Produce a word-for-word copy of the listing below without its pictures.

◇ ◇ ◇ ◇ ◇

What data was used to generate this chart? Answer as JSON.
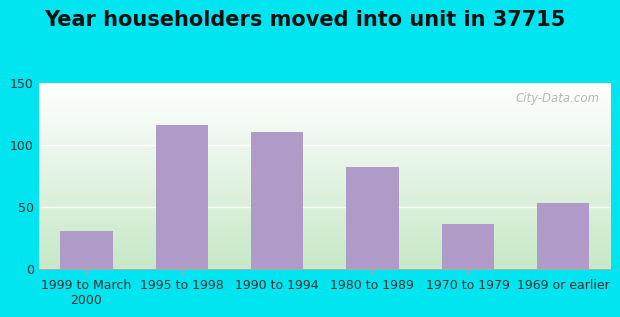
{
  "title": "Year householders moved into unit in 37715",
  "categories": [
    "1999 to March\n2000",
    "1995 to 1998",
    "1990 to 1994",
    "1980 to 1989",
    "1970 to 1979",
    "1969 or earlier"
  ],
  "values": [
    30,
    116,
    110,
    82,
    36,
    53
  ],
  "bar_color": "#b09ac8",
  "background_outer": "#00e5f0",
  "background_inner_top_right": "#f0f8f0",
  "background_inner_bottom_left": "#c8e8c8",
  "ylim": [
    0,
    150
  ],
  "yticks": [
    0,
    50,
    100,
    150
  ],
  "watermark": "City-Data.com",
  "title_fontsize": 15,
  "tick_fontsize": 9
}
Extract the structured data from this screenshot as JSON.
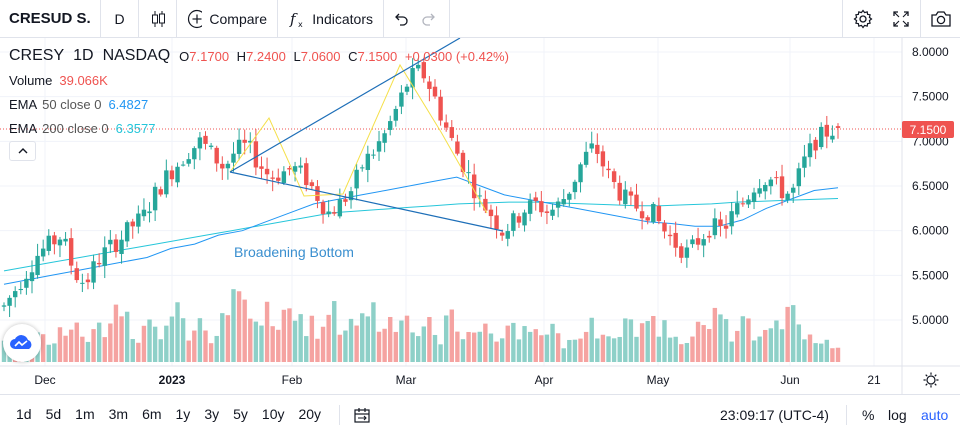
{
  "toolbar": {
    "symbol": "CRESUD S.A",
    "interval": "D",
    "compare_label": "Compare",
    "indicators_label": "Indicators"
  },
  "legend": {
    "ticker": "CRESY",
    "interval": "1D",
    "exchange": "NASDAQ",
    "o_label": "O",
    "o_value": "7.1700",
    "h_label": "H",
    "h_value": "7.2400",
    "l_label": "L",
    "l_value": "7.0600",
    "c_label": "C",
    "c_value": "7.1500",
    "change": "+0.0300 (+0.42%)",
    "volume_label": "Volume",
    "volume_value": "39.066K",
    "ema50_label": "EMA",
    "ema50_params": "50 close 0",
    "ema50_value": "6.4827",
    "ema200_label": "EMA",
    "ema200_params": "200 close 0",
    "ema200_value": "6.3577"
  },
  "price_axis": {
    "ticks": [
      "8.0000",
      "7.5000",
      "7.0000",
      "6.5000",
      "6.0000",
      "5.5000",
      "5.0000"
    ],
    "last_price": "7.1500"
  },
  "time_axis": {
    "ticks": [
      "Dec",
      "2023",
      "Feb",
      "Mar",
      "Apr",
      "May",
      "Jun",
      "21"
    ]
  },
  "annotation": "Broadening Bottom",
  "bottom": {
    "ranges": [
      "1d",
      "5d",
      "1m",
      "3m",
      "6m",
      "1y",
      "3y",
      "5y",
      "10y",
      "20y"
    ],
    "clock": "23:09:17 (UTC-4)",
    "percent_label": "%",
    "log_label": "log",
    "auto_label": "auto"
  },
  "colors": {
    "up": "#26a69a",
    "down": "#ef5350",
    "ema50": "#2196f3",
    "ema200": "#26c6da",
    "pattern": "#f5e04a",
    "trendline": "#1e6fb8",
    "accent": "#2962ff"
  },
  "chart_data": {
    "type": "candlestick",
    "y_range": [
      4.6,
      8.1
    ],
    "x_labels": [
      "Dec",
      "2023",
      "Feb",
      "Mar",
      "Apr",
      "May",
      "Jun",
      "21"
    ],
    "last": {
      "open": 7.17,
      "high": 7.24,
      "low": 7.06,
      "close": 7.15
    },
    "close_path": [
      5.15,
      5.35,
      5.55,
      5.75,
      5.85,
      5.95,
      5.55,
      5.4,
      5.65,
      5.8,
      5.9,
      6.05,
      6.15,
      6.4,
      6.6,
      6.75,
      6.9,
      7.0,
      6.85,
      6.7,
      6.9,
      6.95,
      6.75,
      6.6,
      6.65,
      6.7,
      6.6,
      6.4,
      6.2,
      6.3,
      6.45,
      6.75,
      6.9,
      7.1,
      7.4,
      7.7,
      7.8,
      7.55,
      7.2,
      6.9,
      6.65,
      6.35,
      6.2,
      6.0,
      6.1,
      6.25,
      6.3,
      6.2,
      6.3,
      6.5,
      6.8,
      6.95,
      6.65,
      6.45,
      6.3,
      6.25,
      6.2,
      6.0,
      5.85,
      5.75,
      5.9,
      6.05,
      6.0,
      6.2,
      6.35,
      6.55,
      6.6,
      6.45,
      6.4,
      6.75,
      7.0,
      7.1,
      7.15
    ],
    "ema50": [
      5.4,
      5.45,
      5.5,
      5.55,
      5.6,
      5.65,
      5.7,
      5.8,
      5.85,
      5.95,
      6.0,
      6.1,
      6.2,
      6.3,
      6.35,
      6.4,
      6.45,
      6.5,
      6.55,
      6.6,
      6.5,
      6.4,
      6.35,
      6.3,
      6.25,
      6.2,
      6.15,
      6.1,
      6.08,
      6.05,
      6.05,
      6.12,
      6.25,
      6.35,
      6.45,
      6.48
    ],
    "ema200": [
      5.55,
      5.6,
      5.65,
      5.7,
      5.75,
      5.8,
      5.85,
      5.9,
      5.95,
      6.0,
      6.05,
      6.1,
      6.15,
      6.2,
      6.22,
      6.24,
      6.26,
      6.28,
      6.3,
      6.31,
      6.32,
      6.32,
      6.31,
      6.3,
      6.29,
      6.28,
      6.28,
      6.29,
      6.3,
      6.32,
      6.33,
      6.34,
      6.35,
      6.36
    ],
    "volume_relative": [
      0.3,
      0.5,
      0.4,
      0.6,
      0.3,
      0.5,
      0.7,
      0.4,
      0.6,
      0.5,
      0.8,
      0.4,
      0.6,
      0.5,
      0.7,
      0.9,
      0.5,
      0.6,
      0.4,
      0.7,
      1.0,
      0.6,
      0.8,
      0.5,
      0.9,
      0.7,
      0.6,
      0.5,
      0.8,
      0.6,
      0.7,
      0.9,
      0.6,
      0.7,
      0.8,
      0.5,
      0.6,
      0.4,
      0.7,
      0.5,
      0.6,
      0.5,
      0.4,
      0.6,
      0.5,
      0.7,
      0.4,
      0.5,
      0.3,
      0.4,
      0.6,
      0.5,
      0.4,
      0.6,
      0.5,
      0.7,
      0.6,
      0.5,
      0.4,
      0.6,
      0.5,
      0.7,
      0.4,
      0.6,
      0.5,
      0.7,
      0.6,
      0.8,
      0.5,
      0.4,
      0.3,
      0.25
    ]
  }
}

◇ ◇ ◇ ◇ ◇

- Solution to this exercise
What data was used to generate this chart? Answer as JSON.
{
  "title": "Year householders moved into unit in 37715",
  "categories": [
    "1999 to March\n2000",
    "1995 to 1998",
    "1990 to 1994",
    "1980 to 1989",
    "1970 to 1979",
    "1969 or earlier"
  ],
  "values": [
    30,
    116,
    110,
    82,
    36,
    53
  ],
  "bar_color": "#b09ac8",
  "background_outer": "#00e5f0",
  "background_inner_top_right": "#f0f8f0",
  "background_inner_bottom_left": "#c8e8c8",
  "ylim": [
    0,
    150
  ],
  "yticks": [
    0,
    50,
    100,
    150
  ],
  "watermark": "City-Data.com",
  "title_fontsize": 15,
  "tick_fontsize": 9
}
Extract the structured data from this screenshot as JSON.
{
  "toolbar": {
    "symbol": "CRESUD S.A",
    "interval": "D",
    "compare_label": "Compare",
    "indicators_label": "Indicators"
  },
  "legend": {
    "ticker": "CRESY",
    "interval": "1D",
    "exchange": "NASDAQ",
    "o_label": "O",
    "o_value": "7.1700",
    "h_label": "H",
    "h_value": "7.2400",
    "l_label": "L",
    "l_value": "7.0600",
    "c_label": "C",
    "c_value": "7.1500",
    "change": "+0.0300 (+0.42%)",
    "volume_label": "Volume",
    "volume_value": "39.066K",
    "ema50_label": "EMA",
    "ema50_params": "50 close 0",
    "ema50_value": "6.4827",
    "ema200_label": "EMA",
    "ema200_params": "200 close 0",
    "ema200_value": "6.3577"
  },
  "price_axis": {
    "ticks": [
      "8.0000",
      "7.5000",
      "7.0000",
      "6.5000",
      "6.0000",
      "5.5000",
      "5.0000"
    ],
    "last_price": "7.1500"
  },
  "time_axis": {
    "ticks": [
      "Dec",
      "2023",
      "Feb",
      "Mar",
      "Apr",
      "May",
      "Jun",
      "21"
    ]
  },
  "annotation": "Broadening Bottom",
  "bottom": {
    "ranges": [
      "1d",
      "5d",
      "1m",
      "3m",
      "6m",
      "1y",
      "3y",
      "5y",
      "10y",
      "20y"
    ],
    "clock": "23:09:17 (UTC-4)",
    "percent_label": "%",
    "log_label": "log",
    "auto_label": "auto"
  },
  "colors": {
    "up": "#26a69a",
    "down": "#ef5350",
    "ema50": "#2196f3",
    "ema200": "#26c6da",
    "pattern": "#f5e04a",
    "trendline": "#1e6fb8",
    "accent": "#2962ff"
  },
  "chart_data": {
    "type": "candlestick",
    "y_range": [
      4.6,
      8.1
    ],
    "x_labels": [
      "Dec",
      "2023",
      "Feb",
      "Mar",
      "Apr",
      "May",
      "Jun",
      "21"
    ],
    "last": {
      "open": 7.17,
      "high": 7.24,
      "low": 7.06,
      "close": 7.15
    },
    "close_path": [
      5.15,
      5.35,
      5.55,
      5.75,
      5.85,
      5.95,
      5.55,
      5.4,
      5.65,
      5.8,
      5.9,
      6.05,
      6.15,
      6.4,
      6.6,
      6.75,
      6.9,
      7.0,
      6.85,
      6.7,
      6.9,
      6.95,
      6.75,
      6.6,
      6.65,
      6.7,
      6.6,
      6.4,
      6.2,
      6.3,
      6.45,
      6.75,
      6.9,
      7.1,
      7.4,
      7.7,
      7.8,
      7.55,
      7.2,
      6.9,
      6.65,
      6.35,
      6.2,
      6.0,
      6.1,
      6.25,
      6.3,
      6.2,
      6.3,
      6.5,
      6.8,
      6.95,
      6.65,
      6.45,
      6.3,
      6.25,
      6.2,
      6.0,
      5.85,
      5.75,
      5.9,
      6.05,
      6.0,
      6.2,
      6.35,
      6.55,
      6.6,
      6.45,
      6.4,
      6.75,
      7.0,
      7.1,
      7.15
    ],
    "ema50": [
      5.4,
      5.45,
      5.5,
      5.55,
      5.6,
      5.65,
      5.7,
      5.8,
      5.85,
      5.95,
      6.0,
      6.1,
      6.2,
      6.3,
      6.35,
      6.4,
      6.45,
      6.5,
      6.55,
      6.6,
      6.5,
      6.4,
      6.35,
      6.3,
      6.25,
      6.2,
      6.15,
      6.1,
      6.08,
      6.05,
      6.05,
      6.12,
      6.25,
      6.35,
      6.45,
      6.48
    ],
    "ema200": [
      5.55,
      5.6,
      5.65,
      5.7,
      5.75,
      5.8,
      5.85,
      5.9,
      5.95,
      6.0,
      6.05,
      6.1,
      6.15,
      6.2,
      6.22,
      6.24,
      6.26,
      6.28,
      6.3,
      6.31,
      6.32,
      6.32,
      6.31,
      6.3,
      6.29,
      6.28,
      6.28,
      6.29,
      6.3,
      6.32,
      6.33,
      6.34,
      6.35,
      6.36
    ],
    "volume_relative": [
      0.3,
      0.5,
      0.4,
      0.6,
      0.3,
      0.5,
      0.7,
      0.4,
      0.6,
      0.5,
      0.8,
      0.4,
      0.6,
      0.5,
      0.7,
      0.9,
      0.5,
      0.6,
      0.4,
      0.7,
      1.0,
      0.6,
      0.8,
      0.5,
      0.9,
      0.7,
      0.6,
      0.5,
      0.8,
      0.6,
      0.7,
      0.9,
      0.6,
      0.7,
      0.8,
      0.5,
      0.6,
      0.4,
      0.7,
      0.5,
      0.6,
      0.5,
      0.4,
      0.6,
      0.5,
      0.7,
      0.4,
      0.5,
      0.3,
      0.4,
      0.6,
      0.5,
      0.4,
      0.6,
      0.5,
      0.7,
      0.6,
      0.5,
      0.4,
      0.6,
      0.5,
      0.7,
      0.4,
      0.6,
      0.5,
      0.7,
      0.6,
      0.8,
      0.5,
      0.4,
      0.3,
      0.25
    ]
  }
}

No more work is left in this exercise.